# Provided records
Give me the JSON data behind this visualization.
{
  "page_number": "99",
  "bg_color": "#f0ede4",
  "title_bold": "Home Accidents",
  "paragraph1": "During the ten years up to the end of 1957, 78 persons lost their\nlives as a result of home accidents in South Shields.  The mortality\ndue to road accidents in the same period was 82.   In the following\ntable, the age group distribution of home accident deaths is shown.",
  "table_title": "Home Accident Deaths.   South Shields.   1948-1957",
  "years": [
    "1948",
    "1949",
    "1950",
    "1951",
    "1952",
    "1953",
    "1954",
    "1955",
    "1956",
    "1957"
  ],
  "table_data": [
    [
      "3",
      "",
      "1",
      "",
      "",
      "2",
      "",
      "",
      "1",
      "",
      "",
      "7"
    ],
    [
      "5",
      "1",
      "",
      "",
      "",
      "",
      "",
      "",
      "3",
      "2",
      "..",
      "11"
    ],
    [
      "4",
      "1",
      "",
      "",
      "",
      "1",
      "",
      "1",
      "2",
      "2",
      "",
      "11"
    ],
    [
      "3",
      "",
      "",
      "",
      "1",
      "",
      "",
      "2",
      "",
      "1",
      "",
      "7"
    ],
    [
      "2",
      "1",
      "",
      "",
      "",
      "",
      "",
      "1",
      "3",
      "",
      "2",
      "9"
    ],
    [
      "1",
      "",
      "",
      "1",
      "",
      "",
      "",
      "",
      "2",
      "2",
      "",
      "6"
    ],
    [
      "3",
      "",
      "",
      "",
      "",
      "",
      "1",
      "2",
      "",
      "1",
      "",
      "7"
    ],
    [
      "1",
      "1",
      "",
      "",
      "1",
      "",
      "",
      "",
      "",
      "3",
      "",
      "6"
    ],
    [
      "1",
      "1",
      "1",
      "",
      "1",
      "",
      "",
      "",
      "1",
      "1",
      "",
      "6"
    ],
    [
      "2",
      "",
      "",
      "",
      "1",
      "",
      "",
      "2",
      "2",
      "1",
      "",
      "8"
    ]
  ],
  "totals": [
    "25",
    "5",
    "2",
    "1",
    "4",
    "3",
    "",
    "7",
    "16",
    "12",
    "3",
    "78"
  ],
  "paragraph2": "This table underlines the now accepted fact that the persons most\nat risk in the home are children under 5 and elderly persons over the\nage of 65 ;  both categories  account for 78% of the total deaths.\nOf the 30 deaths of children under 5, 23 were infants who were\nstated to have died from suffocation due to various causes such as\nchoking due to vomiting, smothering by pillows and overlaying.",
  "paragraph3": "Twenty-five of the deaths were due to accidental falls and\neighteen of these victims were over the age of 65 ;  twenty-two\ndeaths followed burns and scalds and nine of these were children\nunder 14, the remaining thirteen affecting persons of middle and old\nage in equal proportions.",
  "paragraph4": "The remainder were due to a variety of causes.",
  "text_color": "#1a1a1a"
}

# Your goal
All entries must be repeated verbatim.

# Complete output
Give me the JSON data behind this visualization.
{
  "page_number": "99",
  "bg_color": "#f0ede4",
  "title_bold": "Home Accidents",
  "paragraph1": "During the ten years up to the end of 1957, 78 persons lost their\nlives as a result of home accidents in South Shields.  The mortality\ndue to road accidents in the same period was 82.   In the following\ntable, the age group distribution of home accident deaths is shown.",
  "table_title": "Home Accident Deaths.   South Shields.   1948-1957",
  "years": [
    "1948",
    "1949",
    "1950",
    "1951",
    "1952",
    "1953",
    "1954",
    "1955",
    "1956",
    "1957"
  ],
  "table_data": [
    [
      "3",
      "",
      "1",
      "",
      "",
      "2",
      "",
      "",
      "1",
      "",
      "",
      "7"
    ],
    [
      "5",
      "1",
      "",
      "",
      "",
      "",
      "",
      "",
      "3",
      "2",
      "..",
      "11"
    ],
    [
      "4",
      "1",
      "",
      "",
      "",
      "1",
      "",
      "1",
      "2",
      "2",
      "",
      "11"
    ],
    [
      "3",
      "",
      "",
      "",
      "1",
      "",
      "",
      "2",
      "",
      "1",
      "",
      "7"
    ],
    [
      "2",
      "1",
      "",
      "",
      "",
      "",
      "",
      "1",
      "3",
      "",
      "2",
      "9"
    ],
    [
      "1",
      "",
      "",
      "1",
      "",
      "",
      "",
      "",
      "2",
      "2",
      "",
      "6"
    ],
    [
      "3",
      "",
      "",
      "",
      "",
      "",
      "1",
      "2",
      "",
      "1",
      "",
      "7"
    ],
    [
      "1",
      "1",
      "",
      "",
      "1",
      "",
      "",
      "",
      "",
      "3",
      "",
      "6"
    ],
    [
      "1",
      "1",
      "1",
      "",
      "1",
      "",
      "",
      "",
      "1",
      "1",
      "",
      "6"
    ],
    [
      "2",
      "",
      "",
      "",
      "1",
      "",
      "",
      "2",
      "2",
      "1",
      "",
      "8"
    ]
  ],
  "totals": [
    "25",
    "5",
    "2",
    "1",
    "4",
    "3",
    "",
    "7",
    "16",
    "12",
    "3",
    "78"
  ],
  "paragraph2": "This table underlines the now accepted fact that the persons most\nat risk in the home are children under 5 and elderly persons over the\nage of 65 ;  both categories  account for 78% of the total deaths.\nOf the 30 deaths of children under 5, 23 were infants who were\nstated to have died from suffocation due to various causes such as\nchoking due to vomiting, smothering by pillows and overlaying.",
  "paragraph3": "Twenty-five of the deaths were due to accidental falls and\neighteen of these victims were over the age of 65 ;  twenty-two\ndeaths followed burns and scalds and nine of these were children\nunder 14, the remaining thirteen affecting persons of middle and old\nage in equal proportions.",
  "paragraph4": "The remainder were due to a variety of causes.",
  "text_color": "#1a1a1a"
}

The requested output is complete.